• _EXERCISE OBJECTIVE_: Copy out the earnings call excerpt below in full, word for word.

• _TEXT PASSAGE_:
= = = = = = =
So the -- first, let me say, let me get back to the Añasco point just to make sure the table is set. So we've got a -- we've been through the all the validations and question ourselves. And we believe we have accomplished what we need to accomplish. The third party is going through that now and has been for a couple of days. And we have what I would describe as a pretty high level of confidence we're going to hit the date. Obviously in situations like this, it's unwise to make absolute promises, and we're not doing that. Now, to get to the capacity question, 2 things could be said about it. One, there's a bunch of product in the field and there's bunch of products on hospital shelves, and we don't believe that near term we'll have any disruption in sales and so forth. There is a -- if it came to pass that we couldn't ship out of the Añasco for a longer period of time, and I want to emphasize, we think that's remote, we would need to engage in a pretty detailed production planning exercise in Plainsboro. And frankly, the capacity of the existing plant in Plainsboro is insufficient to meet the total demand for our product. So we would be in a very careful planning mode and have to make some real trade-off decisions. We're not at that point. We don't believe we're going to get to that point. But we could meet the demands of select customers and work through our issues, if it came to that. And that's about all that's worth saying at this point because we don't think we're at that stage.

Peter J. Arduini

And Dave, just to remind you, as we said in the prepared comments, we're going to -- we'll release an 8-K once we began shipping.

John B. Henneman

A further point, which may be a little unclear and worth hitting home, we're continue to manufacture at Añasco. This is not a manufacturing hold, it's a shipping hold. So there's not going to be some big burp in the supply chain once we are able to ship, just to add that further detail.

Operator

We'll take our next question from the line of Robert Goldman, CL King.

Robert M. Goldman - CL King & Associates, Inc., Research Division

A couple of follow-up questions on the warning letter. Just so that we're clear, since you got warning letters oath in Plainsboro and Puerto Rico, are you allowed to do any trials on new products that are based on collagen? Or is the approval of new products suspended until the warning letters are lifted?
= = = = = = =
• _GIVEN RECORDS_:
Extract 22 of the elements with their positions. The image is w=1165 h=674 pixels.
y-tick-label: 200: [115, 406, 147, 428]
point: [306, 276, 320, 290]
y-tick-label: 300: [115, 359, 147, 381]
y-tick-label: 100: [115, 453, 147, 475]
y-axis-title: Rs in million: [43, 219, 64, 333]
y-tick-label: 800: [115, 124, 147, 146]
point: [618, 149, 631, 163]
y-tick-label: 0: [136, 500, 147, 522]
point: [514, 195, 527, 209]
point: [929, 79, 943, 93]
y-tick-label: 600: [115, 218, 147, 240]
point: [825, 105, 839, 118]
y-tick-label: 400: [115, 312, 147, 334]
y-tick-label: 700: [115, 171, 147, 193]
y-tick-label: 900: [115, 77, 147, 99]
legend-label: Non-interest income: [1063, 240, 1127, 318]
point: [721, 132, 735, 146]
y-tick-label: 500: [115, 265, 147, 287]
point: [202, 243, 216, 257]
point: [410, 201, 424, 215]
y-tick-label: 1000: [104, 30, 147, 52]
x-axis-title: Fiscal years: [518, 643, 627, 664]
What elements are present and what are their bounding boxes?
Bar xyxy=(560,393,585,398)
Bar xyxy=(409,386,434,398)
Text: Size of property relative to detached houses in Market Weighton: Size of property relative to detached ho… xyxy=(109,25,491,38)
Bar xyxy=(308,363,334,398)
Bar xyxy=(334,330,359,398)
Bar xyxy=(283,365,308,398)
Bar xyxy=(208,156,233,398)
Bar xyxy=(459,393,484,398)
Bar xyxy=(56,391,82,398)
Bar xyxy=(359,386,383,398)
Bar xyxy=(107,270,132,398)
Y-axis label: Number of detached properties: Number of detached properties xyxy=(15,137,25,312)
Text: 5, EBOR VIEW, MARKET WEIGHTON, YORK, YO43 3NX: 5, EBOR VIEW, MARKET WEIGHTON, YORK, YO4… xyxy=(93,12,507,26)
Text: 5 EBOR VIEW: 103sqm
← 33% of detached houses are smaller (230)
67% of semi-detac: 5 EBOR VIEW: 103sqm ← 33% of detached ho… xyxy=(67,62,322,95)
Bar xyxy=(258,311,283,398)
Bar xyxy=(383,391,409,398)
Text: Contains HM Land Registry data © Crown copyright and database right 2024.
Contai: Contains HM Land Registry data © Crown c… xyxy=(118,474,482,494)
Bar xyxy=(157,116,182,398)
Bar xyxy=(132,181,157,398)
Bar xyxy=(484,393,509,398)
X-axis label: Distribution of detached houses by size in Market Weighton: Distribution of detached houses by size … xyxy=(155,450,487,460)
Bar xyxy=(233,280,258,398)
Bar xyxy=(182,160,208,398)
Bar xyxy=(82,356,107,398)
= = = = = = =
• _WRITTEN SOLUTION_:
So the -- first, let me say, let me get back to the Añasco point just to make sure the table is set. So we've got a -- we've been through the all the validations and question ourselves. And we believe we have accomplished what we need to accomplish. The third party is going through that now and has been for a couple of days. And we have what I would describe as a pretty high level of confidence we're going to hit the date. Obviously in situations like this, it's unwise to make absolute promises, and we're not doing that. Now, to get to the capacity question, 2 things could be said about it. One, there's a bunch of product in the field and there's bunch of products on hospital shelves, and we don't believe that near term we'll have any disruption in sales and so forth. There is a -- if it came to pass that we couldn't ship out of the Añasco for a longer period of time, and I want to emphasize, we think that's remote, we would need to engage in a pretty detailed production planning exercise in Plainsboro. And frankly, the capacity of the existing plant in Plainsboro is insufficient to meet the total demand for our product. So we would be in a very careful planning mode and have to make some real trade-off decisions. We're not at that point. We don't believe we're going to get to that point. But we could meet the demands of select customers and work through our issues, if it came to that. And that's about all that's worth saying at this point because we don't think we're at that stage.

Peter J. Arduini

And Dave, just to remind you, as we said in the prepared comments, we're going to -- we'll release an 8-K once we began shipping.

John B. Henneman

A further point, which may be a little unclear and worth hitting home, we're continue to manufacture at Añasco. This is not a manufacturing hold, it's a shipping hold. So there's not going to be some big burp in the supply chain once we are able to ship, just to add that further detail.

Operator

We'll take our next question from the line of Robert Goldman, CL King.

Robert M. Goldman - CL King & Associates, Inc., Research Division

A couple of follow-up questions on the warning letter. Just so that we're clear, since you got warning letters oath in Plainsboro and Puerto Rico, are you allowed to do any trials on new products that are based on collagen? Or is the approval of new products suspended until the warning letters are lifted?